> _WHAT TO WORK ON_
Read the records below. Copy each line where the string "Usage" occurs.

> _ITEMS_

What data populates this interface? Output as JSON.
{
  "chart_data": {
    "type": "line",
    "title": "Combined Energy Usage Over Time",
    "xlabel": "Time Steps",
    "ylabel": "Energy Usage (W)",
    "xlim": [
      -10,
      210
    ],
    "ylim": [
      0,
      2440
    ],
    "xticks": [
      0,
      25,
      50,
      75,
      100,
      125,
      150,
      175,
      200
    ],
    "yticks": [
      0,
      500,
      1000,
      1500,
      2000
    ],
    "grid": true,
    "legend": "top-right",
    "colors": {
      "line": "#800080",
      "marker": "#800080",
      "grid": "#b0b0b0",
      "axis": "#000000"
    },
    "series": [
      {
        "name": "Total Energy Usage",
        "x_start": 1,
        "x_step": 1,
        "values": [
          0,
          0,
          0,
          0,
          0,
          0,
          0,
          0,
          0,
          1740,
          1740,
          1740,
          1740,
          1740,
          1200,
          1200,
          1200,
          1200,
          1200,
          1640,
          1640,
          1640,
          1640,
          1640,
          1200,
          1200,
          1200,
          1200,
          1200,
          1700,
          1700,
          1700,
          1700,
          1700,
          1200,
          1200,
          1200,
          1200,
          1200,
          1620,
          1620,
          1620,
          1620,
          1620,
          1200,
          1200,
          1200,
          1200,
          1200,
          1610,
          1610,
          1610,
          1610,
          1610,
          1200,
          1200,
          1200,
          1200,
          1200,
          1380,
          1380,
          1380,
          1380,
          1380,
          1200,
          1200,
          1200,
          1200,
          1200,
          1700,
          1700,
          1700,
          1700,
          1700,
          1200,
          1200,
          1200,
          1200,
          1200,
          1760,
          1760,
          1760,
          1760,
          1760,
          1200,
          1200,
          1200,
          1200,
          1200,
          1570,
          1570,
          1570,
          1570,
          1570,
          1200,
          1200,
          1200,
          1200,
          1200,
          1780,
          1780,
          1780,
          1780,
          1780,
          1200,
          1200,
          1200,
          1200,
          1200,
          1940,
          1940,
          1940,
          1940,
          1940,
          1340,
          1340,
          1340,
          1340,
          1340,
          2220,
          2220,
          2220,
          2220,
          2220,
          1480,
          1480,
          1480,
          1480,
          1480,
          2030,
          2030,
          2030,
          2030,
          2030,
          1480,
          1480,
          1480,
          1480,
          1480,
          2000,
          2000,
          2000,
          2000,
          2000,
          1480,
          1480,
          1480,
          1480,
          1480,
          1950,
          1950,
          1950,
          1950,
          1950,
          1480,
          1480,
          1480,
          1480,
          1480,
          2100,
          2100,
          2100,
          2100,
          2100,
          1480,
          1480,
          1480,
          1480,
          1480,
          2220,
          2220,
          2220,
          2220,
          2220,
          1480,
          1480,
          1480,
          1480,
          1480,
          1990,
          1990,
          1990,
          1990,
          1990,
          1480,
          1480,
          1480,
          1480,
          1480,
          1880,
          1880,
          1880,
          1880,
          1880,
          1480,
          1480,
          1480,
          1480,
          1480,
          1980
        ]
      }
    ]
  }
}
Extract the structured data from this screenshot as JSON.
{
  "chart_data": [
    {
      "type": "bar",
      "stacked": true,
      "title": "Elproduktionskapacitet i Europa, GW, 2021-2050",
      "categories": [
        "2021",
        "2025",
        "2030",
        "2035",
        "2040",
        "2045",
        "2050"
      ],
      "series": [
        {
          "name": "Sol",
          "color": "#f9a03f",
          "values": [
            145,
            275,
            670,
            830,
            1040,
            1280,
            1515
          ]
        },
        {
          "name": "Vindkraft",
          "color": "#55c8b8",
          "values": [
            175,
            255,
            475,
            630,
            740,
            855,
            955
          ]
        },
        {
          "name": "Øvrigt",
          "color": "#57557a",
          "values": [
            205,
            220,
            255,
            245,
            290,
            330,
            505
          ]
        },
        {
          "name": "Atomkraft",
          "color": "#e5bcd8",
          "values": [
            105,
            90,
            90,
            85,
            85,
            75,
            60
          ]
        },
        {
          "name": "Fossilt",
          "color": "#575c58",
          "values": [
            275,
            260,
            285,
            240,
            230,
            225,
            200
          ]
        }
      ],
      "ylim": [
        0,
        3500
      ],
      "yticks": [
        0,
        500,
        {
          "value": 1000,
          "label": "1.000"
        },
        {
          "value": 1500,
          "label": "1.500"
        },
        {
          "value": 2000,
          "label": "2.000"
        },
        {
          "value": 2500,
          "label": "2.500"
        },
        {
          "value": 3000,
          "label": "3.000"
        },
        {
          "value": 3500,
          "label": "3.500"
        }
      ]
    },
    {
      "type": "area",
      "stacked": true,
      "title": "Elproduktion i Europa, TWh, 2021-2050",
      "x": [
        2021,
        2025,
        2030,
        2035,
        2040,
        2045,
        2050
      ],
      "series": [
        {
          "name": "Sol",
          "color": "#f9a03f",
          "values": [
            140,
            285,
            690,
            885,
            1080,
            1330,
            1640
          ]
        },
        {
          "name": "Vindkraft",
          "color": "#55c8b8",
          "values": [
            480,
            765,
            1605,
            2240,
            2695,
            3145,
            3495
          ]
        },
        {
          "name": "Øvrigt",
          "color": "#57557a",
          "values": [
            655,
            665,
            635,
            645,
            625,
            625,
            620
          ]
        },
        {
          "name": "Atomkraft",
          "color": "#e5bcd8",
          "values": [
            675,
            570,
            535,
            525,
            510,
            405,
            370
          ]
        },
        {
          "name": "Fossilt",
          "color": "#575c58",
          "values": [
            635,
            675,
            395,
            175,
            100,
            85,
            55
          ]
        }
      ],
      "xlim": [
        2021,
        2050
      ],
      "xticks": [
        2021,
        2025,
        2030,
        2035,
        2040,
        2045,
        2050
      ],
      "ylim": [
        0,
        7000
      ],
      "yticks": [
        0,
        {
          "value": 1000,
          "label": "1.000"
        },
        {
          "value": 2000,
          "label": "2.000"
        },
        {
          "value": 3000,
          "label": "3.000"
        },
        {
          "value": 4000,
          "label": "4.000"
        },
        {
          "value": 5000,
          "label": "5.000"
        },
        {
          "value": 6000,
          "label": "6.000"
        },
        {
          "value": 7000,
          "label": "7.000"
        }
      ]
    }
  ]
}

> _EXERCISE SOLUTION_
    "title": "Combined Energy Usage Over Time",
    "ylabel": "Energy Usage (W)",
        "name": "Total Energy Usage",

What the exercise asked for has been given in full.